→ **What you will do**
Give only a count of the lines that include the string "JSON".

→ **Exercise materials**
* * * * *
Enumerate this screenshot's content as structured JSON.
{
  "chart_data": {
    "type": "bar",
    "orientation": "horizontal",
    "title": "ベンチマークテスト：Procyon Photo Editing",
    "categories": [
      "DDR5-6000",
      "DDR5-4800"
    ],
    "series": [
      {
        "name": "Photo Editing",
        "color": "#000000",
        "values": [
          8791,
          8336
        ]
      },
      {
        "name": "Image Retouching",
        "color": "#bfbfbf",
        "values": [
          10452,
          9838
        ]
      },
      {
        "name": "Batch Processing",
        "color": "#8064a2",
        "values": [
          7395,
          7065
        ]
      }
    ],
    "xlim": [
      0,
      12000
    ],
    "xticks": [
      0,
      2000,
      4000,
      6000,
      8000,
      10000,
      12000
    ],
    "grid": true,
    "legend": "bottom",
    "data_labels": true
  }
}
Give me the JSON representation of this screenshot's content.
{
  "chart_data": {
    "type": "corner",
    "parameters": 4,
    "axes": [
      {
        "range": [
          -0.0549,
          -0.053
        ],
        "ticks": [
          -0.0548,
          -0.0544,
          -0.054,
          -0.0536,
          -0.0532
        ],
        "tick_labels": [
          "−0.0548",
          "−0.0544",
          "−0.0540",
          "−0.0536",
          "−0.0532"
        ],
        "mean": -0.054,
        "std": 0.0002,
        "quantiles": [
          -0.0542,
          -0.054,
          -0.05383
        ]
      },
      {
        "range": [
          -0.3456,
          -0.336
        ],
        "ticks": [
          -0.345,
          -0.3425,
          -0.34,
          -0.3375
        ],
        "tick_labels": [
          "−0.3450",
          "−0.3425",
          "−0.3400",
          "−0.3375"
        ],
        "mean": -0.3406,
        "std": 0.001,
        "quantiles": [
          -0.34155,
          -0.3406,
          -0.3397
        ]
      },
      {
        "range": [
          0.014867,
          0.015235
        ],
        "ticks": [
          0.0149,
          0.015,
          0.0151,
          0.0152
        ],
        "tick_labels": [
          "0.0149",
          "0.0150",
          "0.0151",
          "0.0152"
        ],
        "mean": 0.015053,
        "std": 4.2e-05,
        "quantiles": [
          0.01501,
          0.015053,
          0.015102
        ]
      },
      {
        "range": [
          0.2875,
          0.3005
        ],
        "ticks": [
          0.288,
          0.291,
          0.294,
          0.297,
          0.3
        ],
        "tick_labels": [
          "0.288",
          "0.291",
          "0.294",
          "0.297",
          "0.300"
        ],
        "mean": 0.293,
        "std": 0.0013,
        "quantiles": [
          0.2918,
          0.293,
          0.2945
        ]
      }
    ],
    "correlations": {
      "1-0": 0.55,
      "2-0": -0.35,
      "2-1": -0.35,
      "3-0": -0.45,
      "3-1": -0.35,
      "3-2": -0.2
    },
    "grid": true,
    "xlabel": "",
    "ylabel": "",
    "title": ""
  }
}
* * * * *
→ **Output for this exercise**
2